======== PROVIDED MATERIAL
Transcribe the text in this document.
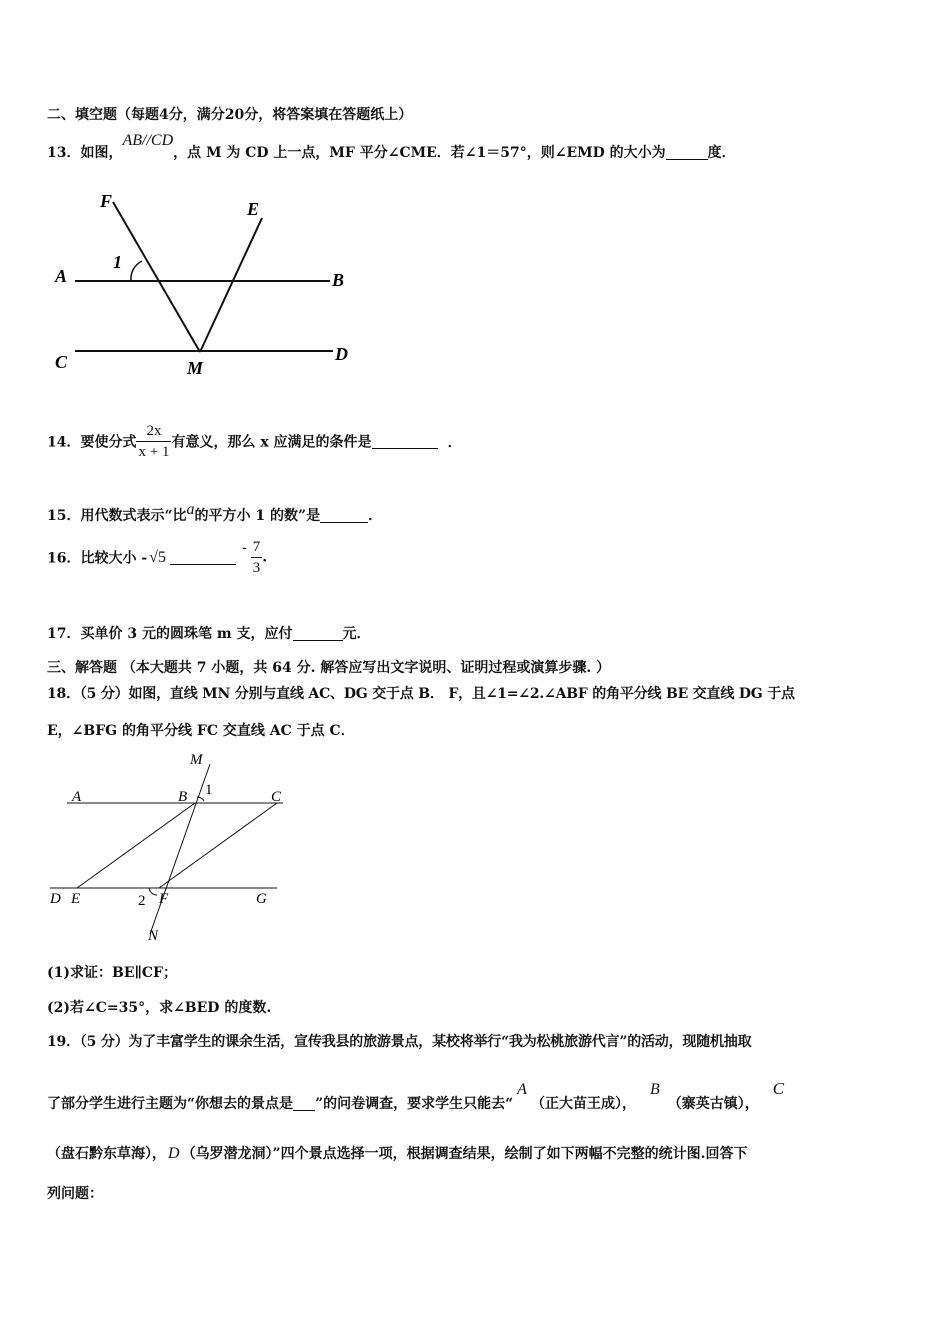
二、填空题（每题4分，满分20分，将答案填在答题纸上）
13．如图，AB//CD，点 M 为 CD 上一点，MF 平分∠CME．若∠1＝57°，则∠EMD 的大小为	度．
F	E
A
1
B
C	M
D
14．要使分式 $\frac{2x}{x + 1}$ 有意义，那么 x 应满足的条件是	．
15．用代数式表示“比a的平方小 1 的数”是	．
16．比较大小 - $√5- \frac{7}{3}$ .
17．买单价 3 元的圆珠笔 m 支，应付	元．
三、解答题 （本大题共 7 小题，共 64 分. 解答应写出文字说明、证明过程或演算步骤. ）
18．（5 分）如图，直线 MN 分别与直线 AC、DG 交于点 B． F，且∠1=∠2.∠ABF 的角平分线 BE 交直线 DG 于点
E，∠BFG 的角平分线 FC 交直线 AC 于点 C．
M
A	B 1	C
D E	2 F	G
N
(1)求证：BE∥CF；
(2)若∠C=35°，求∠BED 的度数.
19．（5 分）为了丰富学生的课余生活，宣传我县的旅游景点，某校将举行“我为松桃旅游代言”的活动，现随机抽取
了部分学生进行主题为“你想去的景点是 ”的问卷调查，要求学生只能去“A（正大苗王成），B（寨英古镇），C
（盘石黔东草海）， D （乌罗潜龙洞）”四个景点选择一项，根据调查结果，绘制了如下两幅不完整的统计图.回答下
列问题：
================
PROBLEM TO SOLVE: Nothing but a number is needed here: how many lines hold the string "frac"?

RESULT: 2